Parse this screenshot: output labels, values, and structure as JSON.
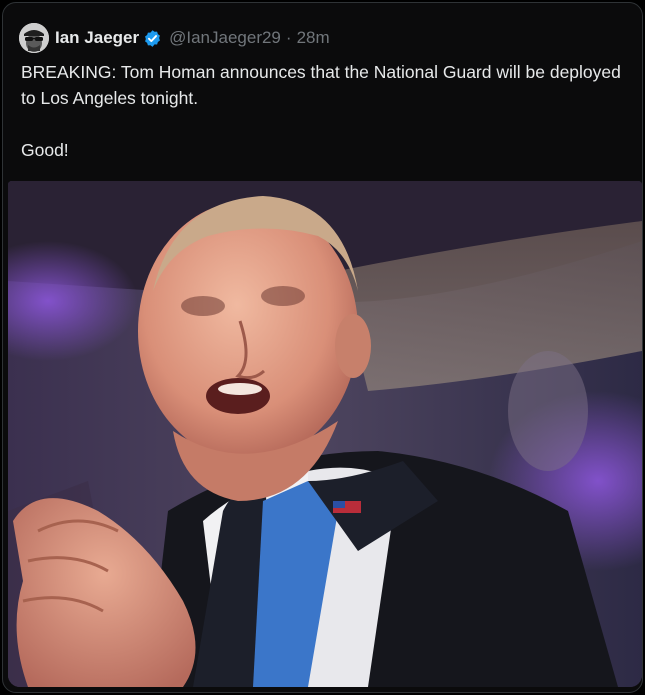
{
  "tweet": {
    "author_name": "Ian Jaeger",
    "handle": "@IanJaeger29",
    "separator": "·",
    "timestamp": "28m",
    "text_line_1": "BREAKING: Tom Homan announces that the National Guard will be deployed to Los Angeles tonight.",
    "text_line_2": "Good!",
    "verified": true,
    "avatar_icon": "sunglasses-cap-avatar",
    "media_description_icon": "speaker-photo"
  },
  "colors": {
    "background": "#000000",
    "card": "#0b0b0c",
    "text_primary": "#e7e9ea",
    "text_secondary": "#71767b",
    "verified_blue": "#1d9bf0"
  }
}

______

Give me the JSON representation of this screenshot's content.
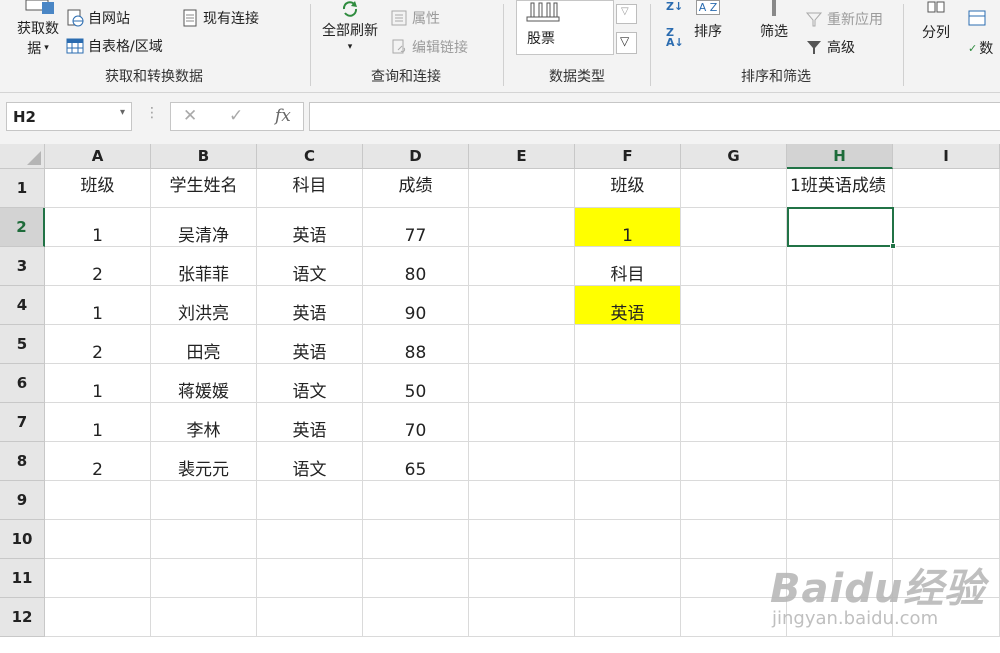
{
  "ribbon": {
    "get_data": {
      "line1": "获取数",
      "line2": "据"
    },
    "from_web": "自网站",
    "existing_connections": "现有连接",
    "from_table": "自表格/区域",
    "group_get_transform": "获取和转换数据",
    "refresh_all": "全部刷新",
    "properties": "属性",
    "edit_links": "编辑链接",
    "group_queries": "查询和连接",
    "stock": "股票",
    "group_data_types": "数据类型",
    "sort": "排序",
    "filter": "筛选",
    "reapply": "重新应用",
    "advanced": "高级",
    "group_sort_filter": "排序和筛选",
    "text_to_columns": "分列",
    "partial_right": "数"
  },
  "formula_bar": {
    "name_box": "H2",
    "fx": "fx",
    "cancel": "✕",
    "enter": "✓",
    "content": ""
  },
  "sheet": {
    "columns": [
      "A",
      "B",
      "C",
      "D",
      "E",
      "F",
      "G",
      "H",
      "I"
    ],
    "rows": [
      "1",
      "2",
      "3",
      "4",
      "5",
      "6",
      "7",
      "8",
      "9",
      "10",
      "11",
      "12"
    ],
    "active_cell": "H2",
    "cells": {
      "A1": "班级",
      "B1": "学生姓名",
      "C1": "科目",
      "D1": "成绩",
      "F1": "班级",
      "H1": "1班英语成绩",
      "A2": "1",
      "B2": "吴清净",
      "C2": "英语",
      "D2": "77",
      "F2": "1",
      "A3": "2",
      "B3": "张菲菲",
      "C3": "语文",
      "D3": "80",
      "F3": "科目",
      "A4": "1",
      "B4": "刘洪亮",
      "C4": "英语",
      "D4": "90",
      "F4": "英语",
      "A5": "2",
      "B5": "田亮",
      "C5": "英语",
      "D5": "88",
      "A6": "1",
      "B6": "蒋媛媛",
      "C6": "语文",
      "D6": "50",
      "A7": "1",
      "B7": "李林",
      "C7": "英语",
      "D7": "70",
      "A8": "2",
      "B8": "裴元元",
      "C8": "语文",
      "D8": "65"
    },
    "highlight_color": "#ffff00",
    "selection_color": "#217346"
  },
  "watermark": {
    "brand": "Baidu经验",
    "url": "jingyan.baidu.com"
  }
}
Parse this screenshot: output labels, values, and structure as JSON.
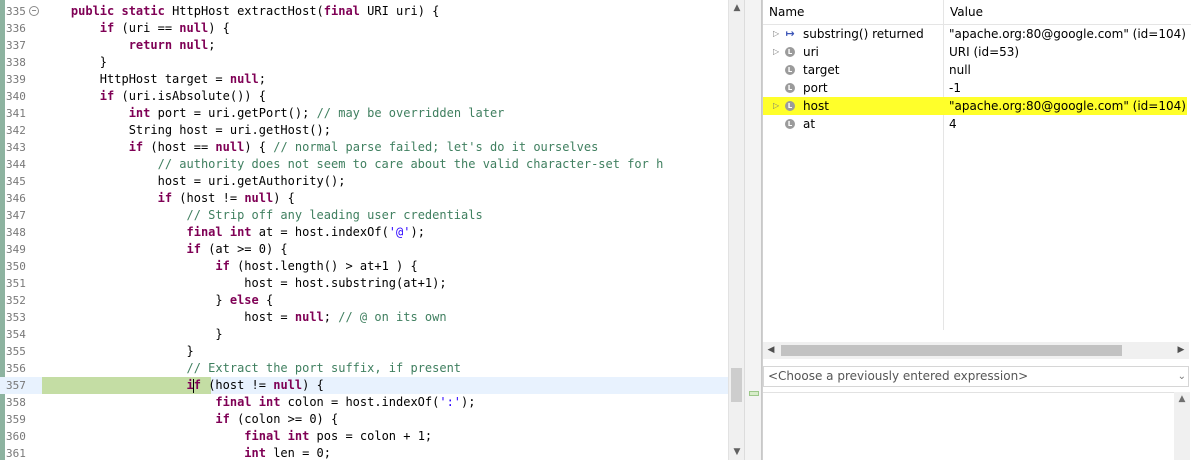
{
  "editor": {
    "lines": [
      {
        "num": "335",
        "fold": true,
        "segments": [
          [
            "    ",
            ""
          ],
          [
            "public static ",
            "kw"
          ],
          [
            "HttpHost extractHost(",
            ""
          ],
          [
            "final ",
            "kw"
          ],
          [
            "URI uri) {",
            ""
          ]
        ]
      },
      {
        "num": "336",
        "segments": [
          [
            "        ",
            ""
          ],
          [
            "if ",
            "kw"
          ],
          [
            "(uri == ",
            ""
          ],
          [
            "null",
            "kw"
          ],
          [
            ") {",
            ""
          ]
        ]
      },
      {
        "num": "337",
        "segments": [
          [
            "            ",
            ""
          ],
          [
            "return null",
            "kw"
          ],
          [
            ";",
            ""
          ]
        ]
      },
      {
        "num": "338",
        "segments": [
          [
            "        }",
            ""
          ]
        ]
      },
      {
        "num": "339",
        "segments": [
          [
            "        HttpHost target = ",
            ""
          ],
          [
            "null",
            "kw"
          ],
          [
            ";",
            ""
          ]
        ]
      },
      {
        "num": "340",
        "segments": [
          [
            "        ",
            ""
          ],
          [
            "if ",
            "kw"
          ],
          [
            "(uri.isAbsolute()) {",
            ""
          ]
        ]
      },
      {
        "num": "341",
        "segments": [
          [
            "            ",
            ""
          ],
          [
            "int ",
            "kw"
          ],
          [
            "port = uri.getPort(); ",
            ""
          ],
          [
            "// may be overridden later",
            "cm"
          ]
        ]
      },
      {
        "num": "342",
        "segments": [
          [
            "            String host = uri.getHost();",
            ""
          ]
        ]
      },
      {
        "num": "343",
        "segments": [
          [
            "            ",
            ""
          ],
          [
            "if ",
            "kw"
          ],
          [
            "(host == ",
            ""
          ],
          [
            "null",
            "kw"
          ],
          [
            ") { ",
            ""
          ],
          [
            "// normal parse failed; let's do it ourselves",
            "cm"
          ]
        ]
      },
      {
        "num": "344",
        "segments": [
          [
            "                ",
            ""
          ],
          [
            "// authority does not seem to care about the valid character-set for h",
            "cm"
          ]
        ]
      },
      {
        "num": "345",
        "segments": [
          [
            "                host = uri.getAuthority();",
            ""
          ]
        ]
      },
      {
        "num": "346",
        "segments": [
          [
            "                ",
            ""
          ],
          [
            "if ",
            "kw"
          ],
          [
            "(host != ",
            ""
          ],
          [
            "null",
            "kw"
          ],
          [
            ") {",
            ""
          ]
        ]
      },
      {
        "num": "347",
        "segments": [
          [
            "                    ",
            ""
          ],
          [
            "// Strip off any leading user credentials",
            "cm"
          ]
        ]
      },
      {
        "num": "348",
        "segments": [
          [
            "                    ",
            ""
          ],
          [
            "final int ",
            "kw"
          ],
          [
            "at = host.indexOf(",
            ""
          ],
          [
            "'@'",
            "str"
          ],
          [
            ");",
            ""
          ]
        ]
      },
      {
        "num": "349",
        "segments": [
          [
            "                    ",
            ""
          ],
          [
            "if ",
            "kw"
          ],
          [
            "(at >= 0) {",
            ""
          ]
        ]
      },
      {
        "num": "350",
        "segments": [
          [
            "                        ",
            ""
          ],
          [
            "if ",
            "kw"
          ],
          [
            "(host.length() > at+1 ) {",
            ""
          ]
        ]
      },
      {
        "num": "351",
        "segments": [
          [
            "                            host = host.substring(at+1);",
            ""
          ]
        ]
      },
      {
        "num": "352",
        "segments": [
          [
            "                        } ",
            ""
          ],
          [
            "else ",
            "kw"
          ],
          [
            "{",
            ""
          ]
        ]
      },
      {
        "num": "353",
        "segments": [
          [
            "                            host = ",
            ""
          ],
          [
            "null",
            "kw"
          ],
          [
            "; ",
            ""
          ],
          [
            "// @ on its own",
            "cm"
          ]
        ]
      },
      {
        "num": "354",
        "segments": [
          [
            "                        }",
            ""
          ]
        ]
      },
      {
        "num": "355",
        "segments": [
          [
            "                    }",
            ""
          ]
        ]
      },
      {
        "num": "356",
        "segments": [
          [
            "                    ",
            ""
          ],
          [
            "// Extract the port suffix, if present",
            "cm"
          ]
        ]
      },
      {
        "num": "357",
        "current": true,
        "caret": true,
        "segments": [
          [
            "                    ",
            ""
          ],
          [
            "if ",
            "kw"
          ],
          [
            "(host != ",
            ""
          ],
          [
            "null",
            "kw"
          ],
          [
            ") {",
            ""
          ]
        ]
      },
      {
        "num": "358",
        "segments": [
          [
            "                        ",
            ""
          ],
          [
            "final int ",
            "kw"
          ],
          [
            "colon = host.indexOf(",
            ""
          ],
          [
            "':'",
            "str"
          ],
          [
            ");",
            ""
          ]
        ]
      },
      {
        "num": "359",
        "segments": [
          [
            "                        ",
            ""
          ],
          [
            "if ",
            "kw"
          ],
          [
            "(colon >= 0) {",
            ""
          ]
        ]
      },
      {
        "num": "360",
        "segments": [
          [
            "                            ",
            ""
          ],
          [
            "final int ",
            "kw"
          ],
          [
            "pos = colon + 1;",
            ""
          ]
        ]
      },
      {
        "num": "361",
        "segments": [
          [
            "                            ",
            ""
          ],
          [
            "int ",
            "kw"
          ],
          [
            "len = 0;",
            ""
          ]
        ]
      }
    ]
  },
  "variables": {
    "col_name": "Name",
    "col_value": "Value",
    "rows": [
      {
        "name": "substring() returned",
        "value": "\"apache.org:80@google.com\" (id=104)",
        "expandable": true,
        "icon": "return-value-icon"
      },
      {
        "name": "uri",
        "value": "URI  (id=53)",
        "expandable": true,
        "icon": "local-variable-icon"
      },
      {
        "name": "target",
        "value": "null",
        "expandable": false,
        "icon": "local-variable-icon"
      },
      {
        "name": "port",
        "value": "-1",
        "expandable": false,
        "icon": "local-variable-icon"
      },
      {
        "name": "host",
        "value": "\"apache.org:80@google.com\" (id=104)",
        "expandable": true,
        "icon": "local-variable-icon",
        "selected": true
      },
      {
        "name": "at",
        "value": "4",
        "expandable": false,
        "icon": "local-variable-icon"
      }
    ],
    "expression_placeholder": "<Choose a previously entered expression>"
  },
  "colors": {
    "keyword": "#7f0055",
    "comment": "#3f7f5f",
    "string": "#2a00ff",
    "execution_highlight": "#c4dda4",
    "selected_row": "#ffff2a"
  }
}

______

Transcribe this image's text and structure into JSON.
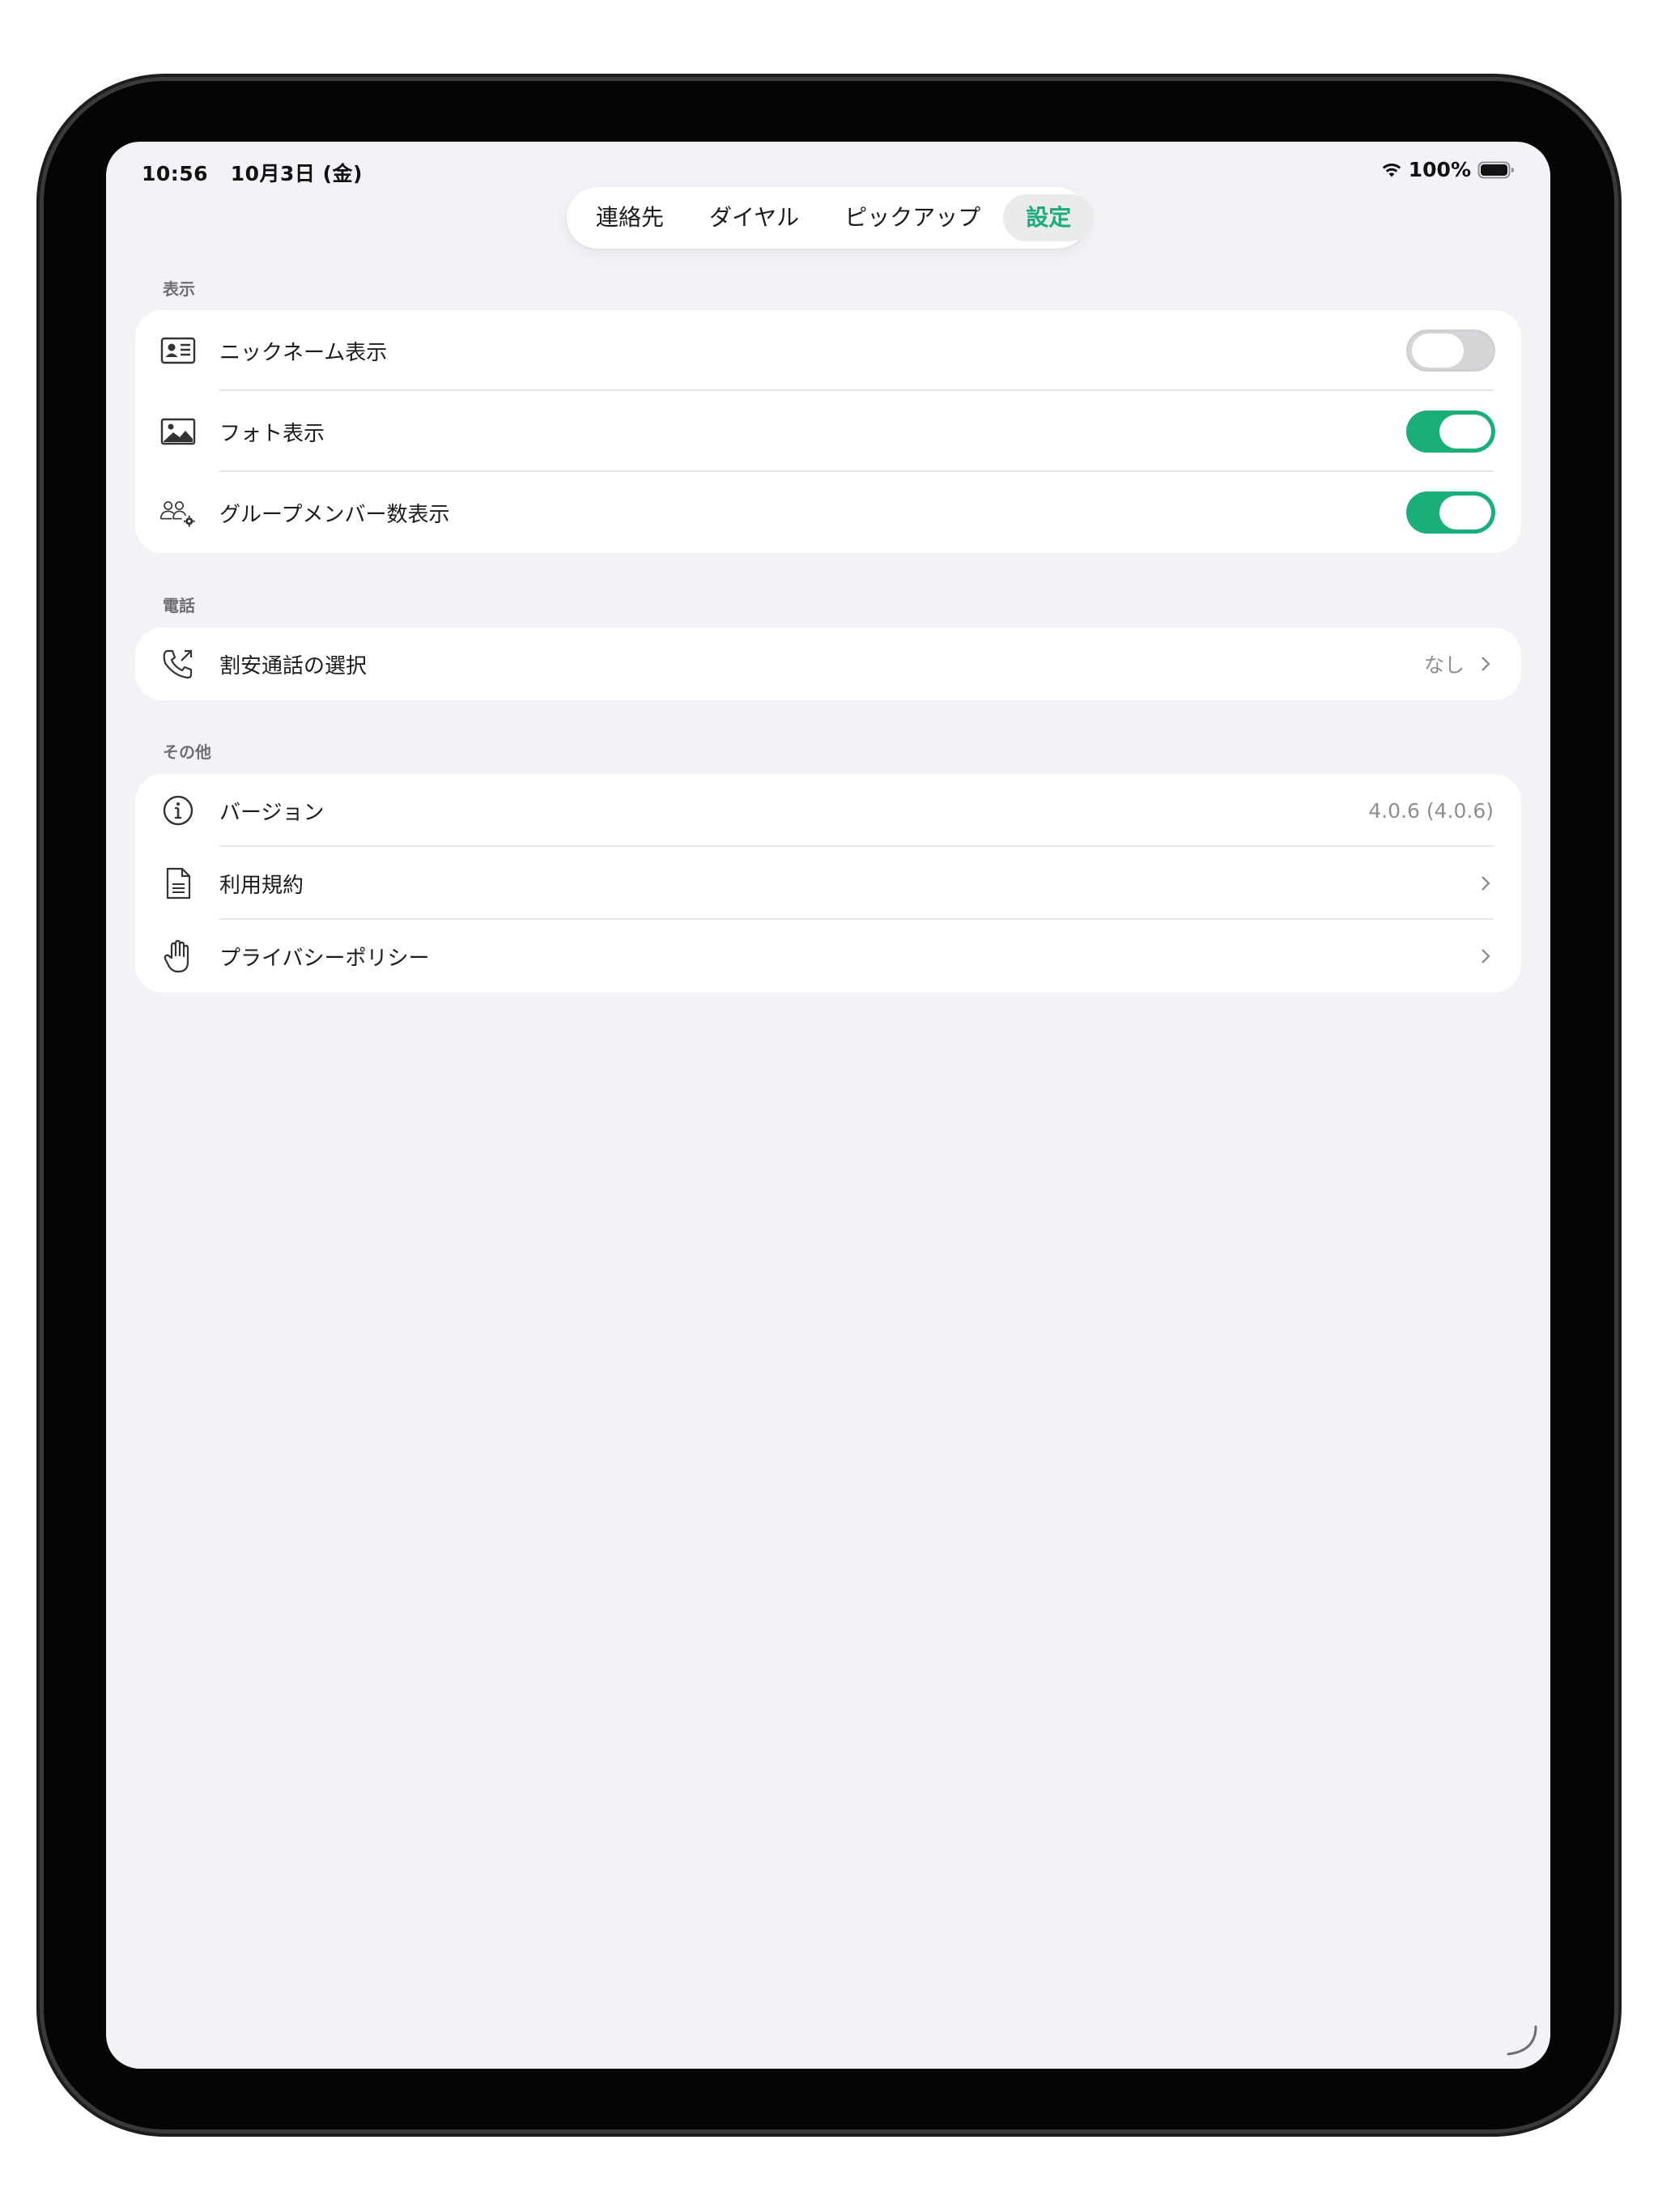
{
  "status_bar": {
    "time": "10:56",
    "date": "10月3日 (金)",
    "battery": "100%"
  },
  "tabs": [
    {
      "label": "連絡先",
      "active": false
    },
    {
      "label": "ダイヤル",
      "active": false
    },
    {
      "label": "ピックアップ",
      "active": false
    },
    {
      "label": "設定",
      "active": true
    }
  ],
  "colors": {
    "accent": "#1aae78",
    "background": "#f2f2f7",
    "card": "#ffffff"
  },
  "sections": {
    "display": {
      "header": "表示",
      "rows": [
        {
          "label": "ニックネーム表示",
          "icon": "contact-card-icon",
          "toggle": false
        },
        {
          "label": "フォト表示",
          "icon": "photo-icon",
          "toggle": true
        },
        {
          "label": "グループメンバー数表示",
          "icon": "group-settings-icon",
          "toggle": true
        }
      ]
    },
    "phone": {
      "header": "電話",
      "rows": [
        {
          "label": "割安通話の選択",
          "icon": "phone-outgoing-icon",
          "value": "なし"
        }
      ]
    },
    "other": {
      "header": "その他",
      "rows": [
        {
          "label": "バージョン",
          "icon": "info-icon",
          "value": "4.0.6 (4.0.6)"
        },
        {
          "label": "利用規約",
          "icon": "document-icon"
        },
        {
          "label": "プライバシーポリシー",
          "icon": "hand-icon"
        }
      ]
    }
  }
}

______

◆ Required task ◆
Gather up every line in the data above that contains the word "this", copying each one.

◆ Task solution ◆
Parse this screenshot: output labels, values, and structure as JSON.
Give me the JSON representation of this screenshot's content.
Parse this screenshot: output labels, values, and structure as JSON.
Transcribe this image's text and structure into JSON.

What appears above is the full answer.